Task to carry out >>
Scan the entries below. List each line with "your".

Available data >>
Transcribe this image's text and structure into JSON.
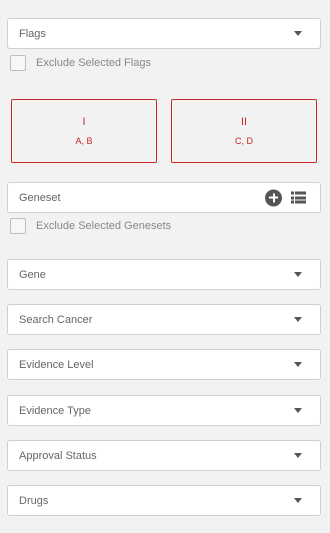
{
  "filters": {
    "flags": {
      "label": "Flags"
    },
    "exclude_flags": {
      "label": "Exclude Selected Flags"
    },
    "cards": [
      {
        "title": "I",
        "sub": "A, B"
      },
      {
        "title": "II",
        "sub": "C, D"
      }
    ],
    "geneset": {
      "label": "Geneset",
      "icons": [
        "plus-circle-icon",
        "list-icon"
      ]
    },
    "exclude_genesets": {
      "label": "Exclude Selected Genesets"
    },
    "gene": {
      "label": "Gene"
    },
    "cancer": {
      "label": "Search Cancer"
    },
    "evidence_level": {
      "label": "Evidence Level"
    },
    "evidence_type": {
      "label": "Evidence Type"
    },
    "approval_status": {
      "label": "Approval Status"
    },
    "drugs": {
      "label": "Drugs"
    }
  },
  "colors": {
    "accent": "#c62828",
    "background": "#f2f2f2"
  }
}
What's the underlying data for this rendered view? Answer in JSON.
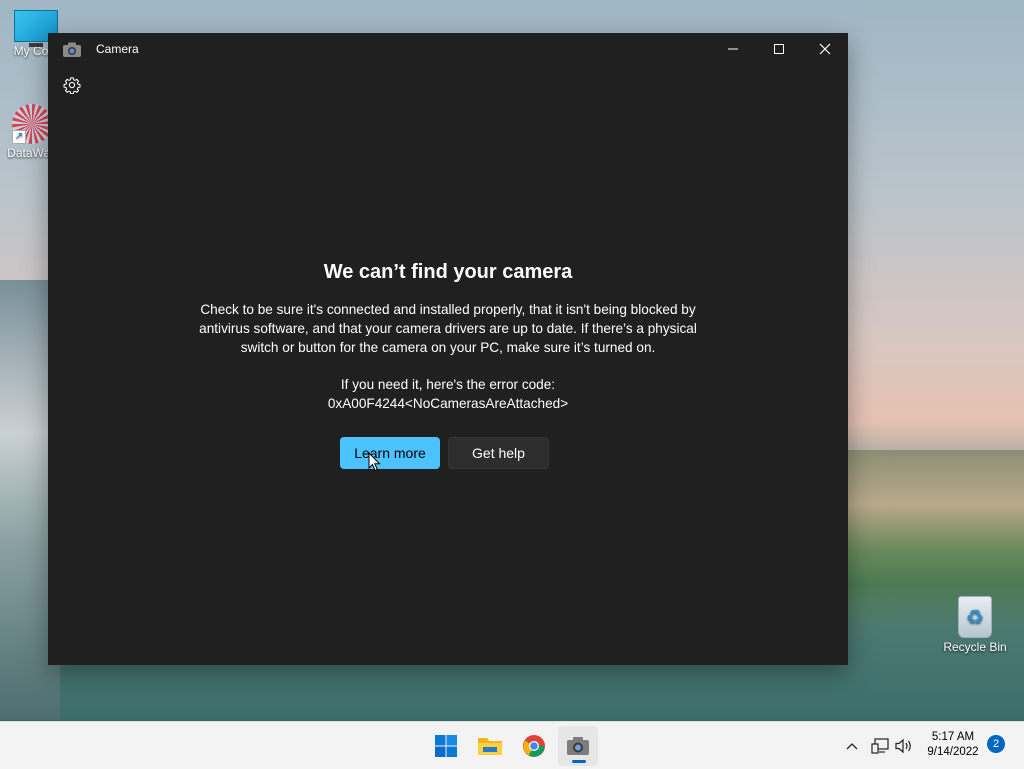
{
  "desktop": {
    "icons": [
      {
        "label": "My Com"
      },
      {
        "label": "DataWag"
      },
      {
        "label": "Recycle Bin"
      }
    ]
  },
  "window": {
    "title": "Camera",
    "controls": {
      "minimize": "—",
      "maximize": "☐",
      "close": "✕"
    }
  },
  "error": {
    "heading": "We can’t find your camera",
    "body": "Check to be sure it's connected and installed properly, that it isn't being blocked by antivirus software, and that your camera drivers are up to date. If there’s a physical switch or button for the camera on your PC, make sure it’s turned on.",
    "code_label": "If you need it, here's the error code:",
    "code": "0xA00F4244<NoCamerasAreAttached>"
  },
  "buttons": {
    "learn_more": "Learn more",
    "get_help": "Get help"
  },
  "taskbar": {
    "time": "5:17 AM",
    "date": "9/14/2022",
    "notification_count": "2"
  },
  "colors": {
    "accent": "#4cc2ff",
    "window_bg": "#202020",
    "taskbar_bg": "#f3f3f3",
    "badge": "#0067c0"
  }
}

Exercise output >>
    "heading": "We can’t find your camera",
    "body": "Check to be sure it's connected and installed properly, that it isn't being blocked by antivirus software, and that your camera drivers are up to date. If there’s a physical switch or button for the camera on your PC, make sure it’s turned on.",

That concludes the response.